[Texto proporcionado]
......

Para Ofelia y Geoff

Para algunos Dios se escribe con mayúscula. Otros tienen prohibido escribir su nombre. Hay quienes lo imaginan como un viejo serio, fuerte y barbado que despacha desde una nube, pero puede ser un panzoncito sonriente. Existen los que juran que son varios dioses y aquellos que le ven rostro de mujer y muchos brazos. Dios puede ser un ojo atrapado en un triángulo o un círculo negro y blanco.

Para muchos, Dios envió a su hijo. Casi los mismos piensan que a un representante, o a varios. Hay quien sigue esperando que mande a alguien.

Unos deducen que le complace el silencio, otros que le gustan los conciertos de rock. Algunos aseguran que aprecia que se lastimen a sí mismos, otros que no lastimen a los demás.

Unos quieren interpretarlo. Otros lo aprenden de memoria. Todos aceptan que es difícil de entender.

Unos susurran su nombre cuando sienten que van a morir, otros lo gritan cuando están matando. Y hay a quienes advirtieron que sólo decirlo es un pecado.

Unos se cubren la cabeza para siempre tener que bajar la vista ante él. Otros levantan la mirada para exclamarle. Unos lo pintan porque creen que así le veneran, otros no se atreven a dibujarlo para que no se moleste.

Unos interpretan que Dios quiere vernos casi desnudos, otros se cubren de pies a cabeza y hay quienes sostienen que exige estar de traje y corbata.

Muchos, demasiados, programan irlo a visitar, todos, de golpe, el mismo día. Vaya descortesía.

......

[Información mostrada]
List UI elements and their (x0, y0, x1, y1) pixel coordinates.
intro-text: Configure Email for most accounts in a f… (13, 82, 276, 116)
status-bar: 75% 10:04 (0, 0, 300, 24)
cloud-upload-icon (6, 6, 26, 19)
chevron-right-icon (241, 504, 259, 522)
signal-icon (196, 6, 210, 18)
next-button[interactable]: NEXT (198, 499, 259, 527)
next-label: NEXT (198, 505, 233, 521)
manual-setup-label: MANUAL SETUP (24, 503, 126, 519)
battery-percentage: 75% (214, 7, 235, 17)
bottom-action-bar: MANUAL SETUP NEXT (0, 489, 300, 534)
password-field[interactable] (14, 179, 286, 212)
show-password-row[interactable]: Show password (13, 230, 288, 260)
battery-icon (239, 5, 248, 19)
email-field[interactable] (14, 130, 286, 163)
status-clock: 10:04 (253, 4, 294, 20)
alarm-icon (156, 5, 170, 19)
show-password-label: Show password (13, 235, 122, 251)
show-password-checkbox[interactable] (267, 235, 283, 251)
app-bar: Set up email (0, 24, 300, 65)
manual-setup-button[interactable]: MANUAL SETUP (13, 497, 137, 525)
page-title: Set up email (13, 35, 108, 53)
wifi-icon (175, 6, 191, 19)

......

[Tareas requeridas]
- a) Responda estas preguntas según el texto sobre Dios:
(i) ¿Qué dos figuras puede ser Dios, además de un viejo barbado o un panzoncito sonriente?
(ii) ¿Qué hacen algunos con el nombre de Dios cuando están matando?
(iii) ¿Qué vestimenta sostienen algunos que Dios exige?
- b) Transcriba el fragmento del texto sobre Dios que va desde "Unos deducen que" hasta "difícil de entender.", ambos incluidos.
- c) Escriba la continuación del texto sobre Dios a partir de su última oración.
El material es independiente del texto sobre Dios.

[Lista de respuestas]
- a)
(i) Un ojo atrapado en un triángulo o un círculo negro y blanco.
(ii) Lo gritan.
(iii) Traje y corbata.

- b)
Unos deducen que le complace el silencio, otros que le gustan los conciertos de rock. Algunos aseguran que aprecia que se lastimen a sí mismos, otros que no lastimen a los demás.

Unos quieren interpretarlo. Otros lo aprenden de memoria. Todos aceptan que es difícil de entender.

- c)
Y hay quien cree que no hay dios, pero que hay destino.

Eso sí. Todos coincidimos en que se nos ponen pruebas. O al menos así le llamamos a las brutales dificultades, los inconmensurables dolores, las inexplicables tragedias a las que nos enfrentamos porque así lo manda Dios o el destino o la simple existencia. Porque en realidad ni siquiera tenemos pruebas de que sean pruebas. De hecho, cuando se trata de dios y el destino no tenemos pruebas de nada o de casi nada. Tenemos fe, o no. Creencias, o no. Aquilatamos indicios.

Mar, a sus casi tres años de edad, estaba esperando que naciera su hermanita Lola. La dibujaba y le hablaba y la imaginaba. Cuando finalmente llegó, apenas alcanzó a verla porque el corazón de Lola era demasiado grande y demasiado débil, y hubo que dejarla internada.

Mar conoció a Lola pero no como la había imaginado. La vio llena de tubos, respiradores, monitores, agujas, doctores. Sus papás le explicaron que estaba muy enferma.

No tenemos pruebas, pero aquilatamos indicios de que hay algo más que no entendemos.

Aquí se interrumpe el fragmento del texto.